● **What is being asked**
Copy, from the entries below, each line where the word "true" can be found.

## begin

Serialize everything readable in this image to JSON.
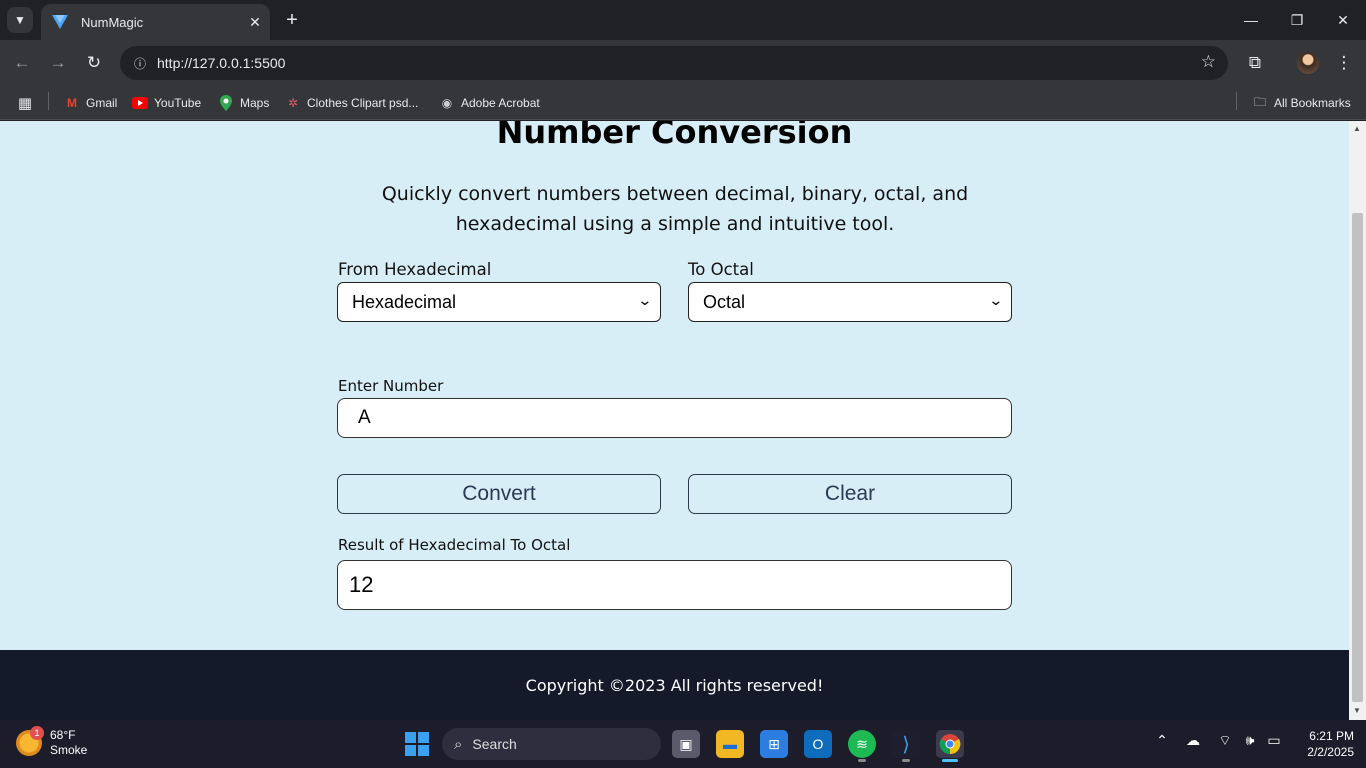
{
  "browser": {
    "tab_title": "NumMagic",
    "url": "http://127.0.0.1:5500",
    "bookmarks": [
      {
        "label": "Gmail",
        "icon": "gmail-icon"
      },
      {
        "label": "YouTube",
        "icon": "youtube-icon"
      },
      {
        "label": "Maps",
        "icon": "maps-icon"
      },
      {
        "label": "Clothes Clipart psd...",
        "icon": "clothes-clipart-icon"
      },
      {
        "label": "Adobe Acrobat",
        "icon": "adobe-acrobat-icon"
      }
    ],
    "all_bookmarks": "All Bookmarks"
  },
  "page": {
    "heading": "Number Conversion",
    "description": "Quickly convert numbers between decimal, binary, octal, and hexadecimal using a simple and intuitive tool.",
    "from_label": "From Hexadecimal",
    "from_value": "Hexadecimal",
    "to_label": "To Octal",
    "to_value": "Octal",
    "input_label": "Enter Number",
    "input_value": "A",
    "convert_label": "Convert",
    "clear_label": "Clear",
    "result_label": "Result of Hexadecimal To Octal",
    "result_value": "12",
    "footer": "Copyright ©2023 All rights reserved!"
  },
  "taskbar": {
    "weather_temp": "68°F",
    "weather_desc": "Smoke",
    "weather_badge": "1",
    "search_label": "Search",
    "time": "6:21 PM",
    "date": "2/2/2025"
  },
  "colors": {
    "page_bg": "#d8eef6",
    "footer_bg": "#141a2a",
    "chrome_dark": "#202124",
    "chrome_toolbar": "#35363a"
  }
}
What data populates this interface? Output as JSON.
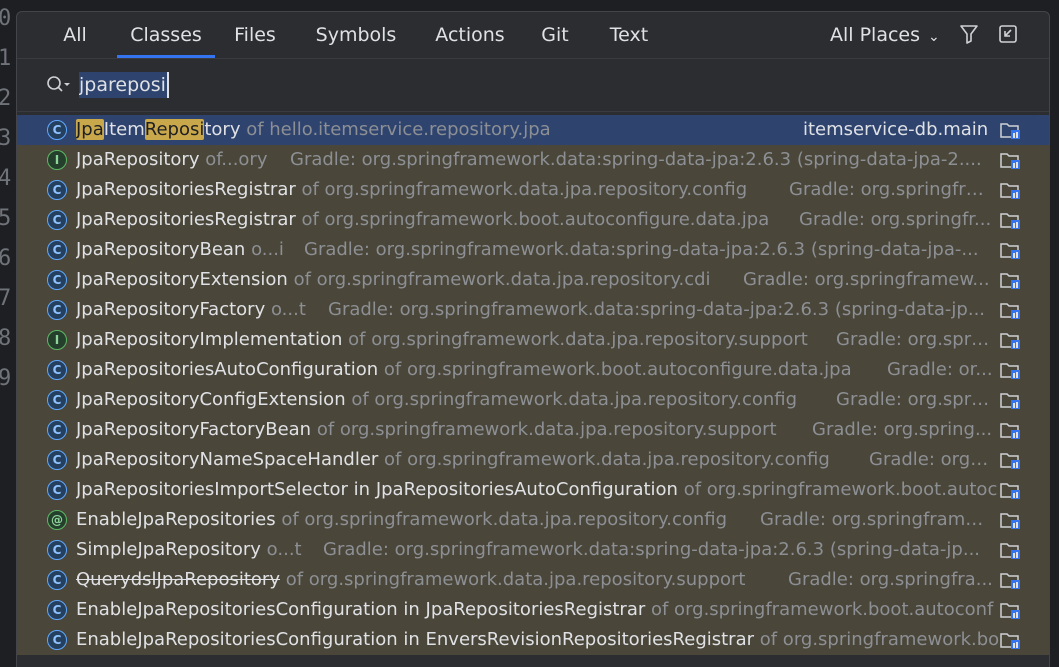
{
  "gutter_numbers": [
    "0",
    "1",
    "2",
    "3",
    "4",
    "5",
    "6",
    "7",
    "8",
    "9"
  ],
  "tabs": [
    {
      "label": "All"
    },
    {
      "label": "Classes"
    },
    {
      "label": "Files"
    },
    {
      "label": "Symbols"
    },
    {
      "label": "Actions"
    },
    {
      "label": "Git"
    },
    {
      "label": "Text"
    }
  ],
  "active_tab": "Classes",
  "places": {
    "label": "All Places"
  },
  "search": {
    "value": "jpareposi",
    "placeholder": ""
  },
  "results": [
    {
      "kind": "c",
      "name_hl": [
        [
          "Jpa",
          true
        ],
        [
          "Item",
          false
        ],
        [
          "Reposi",
          true
        ],
        [
          "tory",
          false
        ]
      ],
      "pkg": " of hello.itemservice.repository.jpa",
      "loc": "itemservice-db.main",
      "selected": true
    },
    {
      "kind": "i",
      "name": "JpaRepository",
      "pkg": " of...ory",
      "loc": "Gradle: org.springframework.data:spring-data-jpa:2.6.3 (spring-data-jpa-2...."
    },
    {
      "kind": "c",
      "name": "JpaRepositoriesRegistrar",
      "pkg": " of org.springframework.data.jpa.repository.config",
      "loc": "Gradle: org.springfra..."
    },
    {
      "kind": "c",
      "name": "JpaRepositoriesRegistrar",
      "pkg": " of org.springframework.boot.autoconfigure.data.jpa",
      "loc": "Gradle: org.springfr..."
    },
    {
      "kind": "c",
      "name": "JpaRepositoryBean",
      "pkg": " o...i",
      "loc": "Gradle: org.springframework.data:spring-data-jpa:2.6.3 (spring-data-jpa-..."
    },
    {
      "kind": "c",
      "name": "JpaRepositoryExtension",
      "pkg": " of org.springframework.data.jpa.repository.cdi",
      "loc": "Gradle: org.springframew..."
    },
    {
      "kind": "c",
      "name": "JpaRepositoryFactory",
      "pkg": " o...t",
      "loc": "Gradle: org.springframework.data:spring-data-jpa:2.6.3 (spring-data-jp..."
    },
    {
      "kind": "i",
      "name": "JpaRepositoryImplementation",
      "pkg": " of org.springframework.data.jpa.repository.support",
      "loc": "Gradle: org.spri..."
    },
    {
      "kind": "c",
      "name": "JpaRepositoriesAutoConfiguration",
      "pkg": " of org.springframework.boot.autoconfigure.data.jpa",
      "loc": "Gradle: or..."
    },
    {
      "kind": "c",
      "name": "JpaRepositoryConfigExtension",
      "pkg": " of org.springframework.data.jpa.repository.config",
      "loc": "Gradle: org.spri..."
    },
    {
      "kind": "c",
      "name": "JpaRepositoryFactoryBean",
      "pkg": " of org.springframework.data.jpa.repository.support",
      "loc": "Gradle: org.spring..."
    },
    {
      "kind": "c",
      "name": "JpaRepositoryNameSpaceHandler",
      "pkg": " of org.springframework.data.jpa.repository.config",
      "loc": "Gradle: org...."
    },
    {
      "kind": "c",
      "name": "JpaRepositoriesImportSelector in JpaRepositoriesAutoConfiguration",
      "pkg": " of org.springframework.boot.autoc",
      "loc": ""
    },
    {
      "kind": "a",
      "name": "EnableJpaRepositories",
      "pkg": " of org.springframework.data.jpa.repository.config",
      "loc": "Gradle: org.springframe..."
    },
    {
      "kind": "c",
      "name": "SimpleJpaRepository",
      "pkg": " o...t",
      "loc": "Gradle: org.springframework.data:spring-data-jpa:2.6.3 (spring-data-jp..."
    },
    {
      "kind": "c",
      "name": "QuerydslJpaRepository",
      "pkg": " of org.springframework.data.jpa.repository.support",
      "loc": "Gradle: org.springfra...",
      "deprecated": true
    },
    {
      "kind": "c",
      "name": "EnableJpaRepositoriesConfiguration in JpaRepositoriesRegistrar",
      "pkg": " of org.springframework.boot.autoconf",
      "loc": ""
    },
    {
      "kind": "c",
      "name": "EnableJpaRepositoriesConfiguration in EnversRevisionRepositoriesRegistrar",
      "pkg": " of org.springframework.bo",
      "loc": ""
    }
  ],
  "colors": {
    "accent": "#3574f0",
    "selected_row": "#2e436e",
    "match_row": "#4a4639",
    "highlight": "#c9a84c"
  }
}
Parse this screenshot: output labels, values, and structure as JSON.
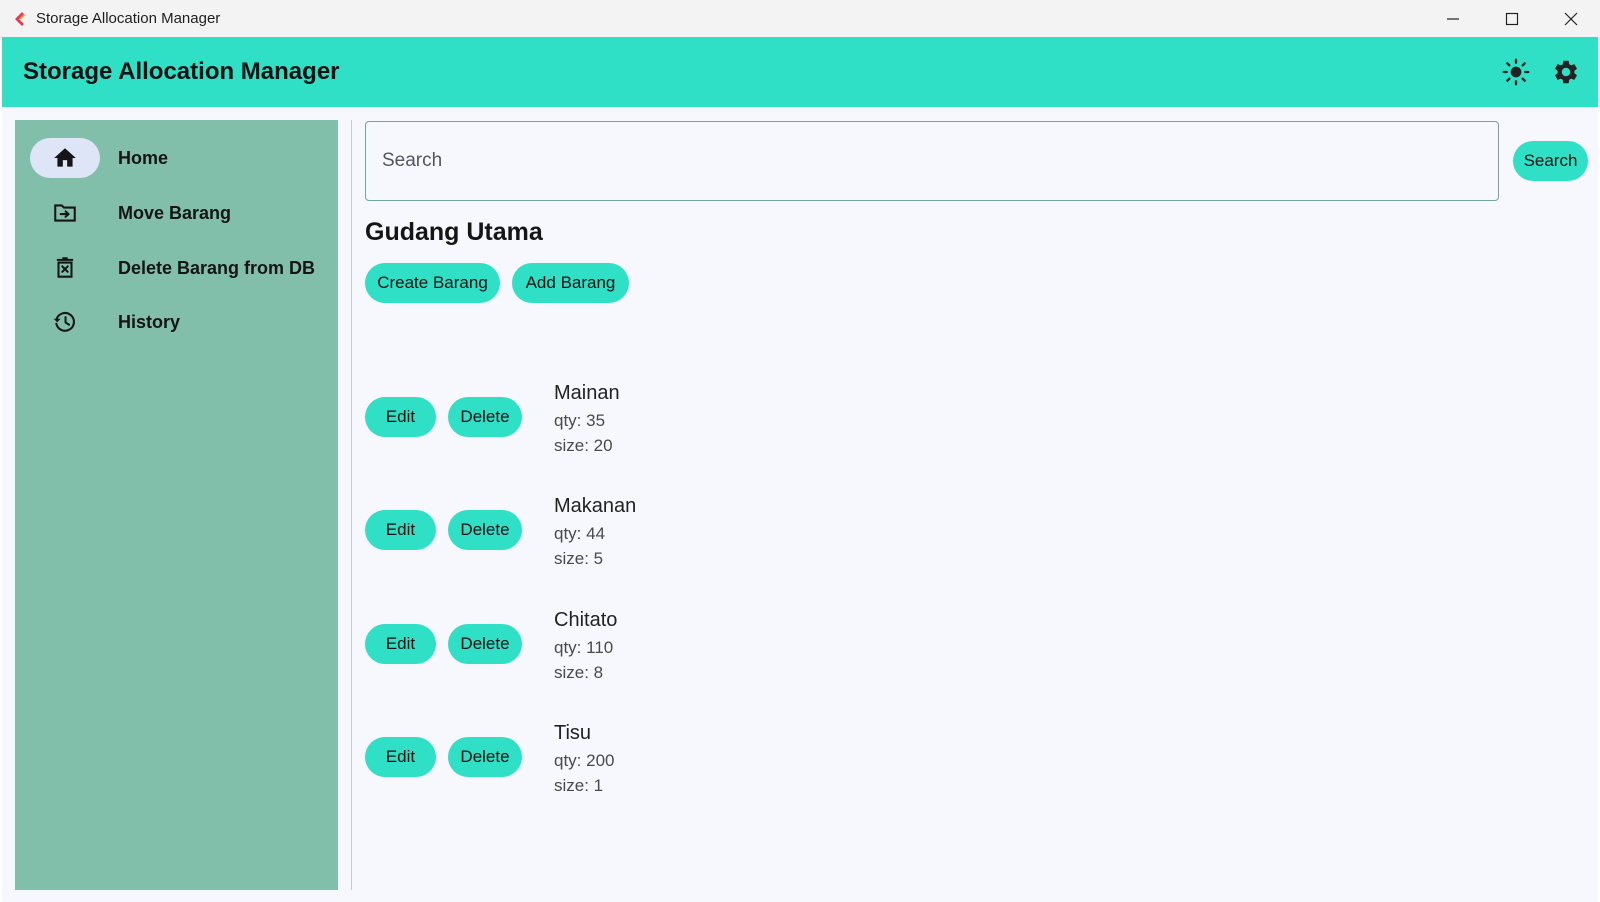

## end

● **Problem solution**
          true
          true
      "selected": true
      "deprecated": true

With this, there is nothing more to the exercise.